__PROBLEM DESCRIPTION__: Your task is to restate the data word for word.

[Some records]
»»

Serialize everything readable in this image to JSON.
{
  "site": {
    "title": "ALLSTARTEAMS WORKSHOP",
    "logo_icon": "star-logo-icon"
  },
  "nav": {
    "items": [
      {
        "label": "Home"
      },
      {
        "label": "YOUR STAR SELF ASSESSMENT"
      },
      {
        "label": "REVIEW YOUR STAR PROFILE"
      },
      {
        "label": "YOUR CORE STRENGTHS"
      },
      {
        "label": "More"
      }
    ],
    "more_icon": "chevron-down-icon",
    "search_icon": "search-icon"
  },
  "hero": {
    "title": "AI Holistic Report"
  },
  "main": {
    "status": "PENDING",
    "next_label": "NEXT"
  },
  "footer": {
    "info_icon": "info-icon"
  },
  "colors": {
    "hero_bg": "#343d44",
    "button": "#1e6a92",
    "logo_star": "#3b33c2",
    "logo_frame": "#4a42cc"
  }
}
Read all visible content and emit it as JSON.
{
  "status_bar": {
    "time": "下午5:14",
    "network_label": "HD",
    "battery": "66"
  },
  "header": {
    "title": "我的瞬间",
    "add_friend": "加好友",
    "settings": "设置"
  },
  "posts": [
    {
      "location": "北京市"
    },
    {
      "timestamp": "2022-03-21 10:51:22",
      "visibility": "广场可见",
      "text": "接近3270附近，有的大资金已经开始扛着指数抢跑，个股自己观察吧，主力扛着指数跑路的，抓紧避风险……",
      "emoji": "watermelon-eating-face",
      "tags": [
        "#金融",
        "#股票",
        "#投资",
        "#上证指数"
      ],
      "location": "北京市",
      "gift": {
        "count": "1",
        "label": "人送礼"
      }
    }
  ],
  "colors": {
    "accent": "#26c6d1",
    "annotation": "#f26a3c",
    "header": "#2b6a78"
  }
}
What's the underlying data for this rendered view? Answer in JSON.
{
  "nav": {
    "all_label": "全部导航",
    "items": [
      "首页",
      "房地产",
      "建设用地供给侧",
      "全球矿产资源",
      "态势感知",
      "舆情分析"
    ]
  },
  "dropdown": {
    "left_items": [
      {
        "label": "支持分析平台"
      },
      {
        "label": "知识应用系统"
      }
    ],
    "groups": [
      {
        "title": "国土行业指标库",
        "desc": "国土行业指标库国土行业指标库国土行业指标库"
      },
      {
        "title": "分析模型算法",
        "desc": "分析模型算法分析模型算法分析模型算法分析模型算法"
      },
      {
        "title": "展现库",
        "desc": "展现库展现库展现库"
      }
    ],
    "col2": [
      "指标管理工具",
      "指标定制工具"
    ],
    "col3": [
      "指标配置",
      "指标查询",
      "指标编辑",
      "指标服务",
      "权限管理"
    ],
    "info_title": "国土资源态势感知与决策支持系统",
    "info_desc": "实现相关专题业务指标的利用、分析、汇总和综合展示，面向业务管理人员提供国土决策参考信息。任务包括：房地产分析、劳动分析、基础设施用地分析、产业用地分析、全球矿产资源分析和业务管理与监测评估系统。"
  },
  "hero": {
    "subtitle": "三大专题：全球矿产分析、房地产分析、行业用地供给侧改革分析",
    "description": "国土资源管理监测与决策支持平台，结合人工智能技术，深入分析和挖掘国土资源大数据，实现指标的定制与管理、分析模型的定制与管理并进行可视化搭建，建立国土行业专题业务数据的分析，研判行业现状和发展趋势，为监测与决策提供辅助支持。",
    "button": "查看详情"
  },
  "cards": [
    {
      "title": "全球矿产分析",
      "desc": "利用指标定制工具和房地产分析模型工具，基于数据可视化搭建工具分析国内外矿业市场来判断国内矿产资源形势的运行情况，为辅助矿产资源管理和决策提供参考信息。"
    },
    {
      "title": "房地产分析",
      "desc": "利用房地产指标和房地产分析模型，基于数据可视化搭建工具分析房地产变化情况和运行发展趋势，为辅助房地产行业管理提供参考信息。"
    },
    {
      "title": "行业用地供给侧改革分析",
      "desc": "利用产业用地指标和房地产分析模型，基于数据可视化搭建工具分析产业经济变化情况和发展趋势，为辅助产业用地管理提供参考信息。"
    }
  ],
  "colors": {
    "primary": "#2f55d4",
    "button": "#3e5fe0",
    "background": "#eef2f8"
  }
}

««

__RESPONSE TO THE EXERCISE__:
Serialize everything readable in this image to JSON.
{
  "site": {
    "title": "ALLSTARTEAMS WORKSHOP",
    "logo_icon": "star-logo-icon"
  },
  "nav": {
    "items": [
      {
        "label": "Home"
      },
      {
        "label": "YOUR STAR SELF ASSESSMENT"
      },
      {
        "label": "REVIEW YOUR STAR PROFILE"
      },
      {
        "label": "YOUR CORE STRENGTHS"
      },
      {
        "label": "More"
      }
    ],
    "more_icon": "chevron-down-icon",
    "search_icon": "search-icon"
  },
  "hero": {
    "title": "AI Holistic Report"
  },
  "main": {
    "status": "PENDING",
    "next_label": "NEXT"
  },
  "footer": {
    "info_icon": "info-icon"
  },
  "colors": {
    "hero_bg": "#343d44",
    "button": "#1e6a92",
    "logo_star": "#3b33c2",
    "logo_frame": "#4a42cc"
  }
}
Read all visible content and emit it as JSON.
{
  "status_bar": {
    "time": "下午5:14",
    "network_label": "HD",
    "battery": "66"
  },
  "header": {
    "title": "我的瞬间",
    "add_friend": "加好友",
    "settings": "设置"
  },
  "posts": [
    {
      "location": "北京市"
    },
    {
      "timestamp": "2022-03-21 10:51:22",
      "visibility": "广场可见",
      "text": "接近3270附近，有的大资金已经开始扛着指数抢跑，个股自己观察吧，主力扛着指数跑路的，抓紧避风险……",
      "emoji": "watermelon-eating-face",
      "tags": [
        "#金融",
        "#股票",
        "#投资",
        "#上证指数"
      ],
      "location": "北京市",
      "gift": {
        "count": "1",
        "label": "人送礼"
      }
    }
  ],
  "colors": {
    "accent": "#26c6d1",
    "annotation": "#f26a3c",
    "header": "#2b6a78"
  }
}
What's the underlying data for this rendered view? Answer in JSON.
{
  "nav": {
    "all_label": "全部导航",
    "items": [
      "首页",
      "房地产",
      "建设用地供给侧",
      "全球矿产资源",
      "态势感知",
      "舆情分析"
    ]
  },
  "dropdown": {
    "left_items": [
      {
        "label": "支持分析平台"
      },
      {
        "label": "知识应用系统"
      }
    ],
    "groups": [
      {
        "title": "国土行业指标库",
        "desc": "国土行业指标库国土行业指标库国土行业指标库"
      },
      {
        "title": "分析模型算法",
        "desc": "分析模型算法分析模型算法分析模型算法分析模型算法"
      },
      {
        "title": "展现库",
        "desc": "展现库展现库展现库"
      }
    ],
    "col2": [
      "指标管理工具",
      "指标定制工具"
    ],
    "col3": [
      "指标配置",
      "指标查询",
      "指标编辑",
      "指标服务",
      "权限管理"
    ],
    "info_title": "国土资源态势感知与决策支持系统",
    "info_desc": "实现相关专题业务指标的利用、分析、汇总和综合展示，面向业务管理人员提供国土决策参考信息。任务包括：房地产分析、劳动分析、基础设施用地分析、产业用地分析、全球矿产资源分析和业务管理与监测评估系统。"
  },
  "hero": {
    "subtitle": "三大专题：全球矿产分析、房地产分析、行业用地供给侧改革分析",
    "description": "国土资源管理监测与决策支持平台，结合人工智能技术，深入分析和挖掘国土资源大数据，实现指标的定制与管理、分析模型的定制与管理并进行可视化搭建，建立国土行业专题业务数据的分析，研判行业现状和发展趋势，为监测与决策提供辅助支持。",
    "button": "查看详情"
  },
  "cards": [
    {
      "title": "全球矿产分析",
      "desc": "利用指标定制工具和房地产分析模型工具，基于数据可视化搭建工具分析国内外矿业市场来判断国内矿产资源形势的运行情况，为辅助矿产资源管理和决策提供参考信息。"
    },
    {
      "title": "房地产分析",
      "desc": "利用房地产指标和房地产分析模型，基于数据可视化搭建工具分析房地产变化情况和运行发展趋势，为辅助房地产行业管理提供参考信息。"
    },
    {
      "title": "行业用地供给侧改革分析",
      "desc": "利用产业用地指标和房地产分析模型，基于数据可视化搭建工具分析产业经济变化情况和发展趋势，为辅助产业用地管理提供参考信息。"
    }
  ],
  "colors": {
    "primary": "#2f55d4",
    "button": "#3e5fe0",
    "background": "#eef2f8"
  }
}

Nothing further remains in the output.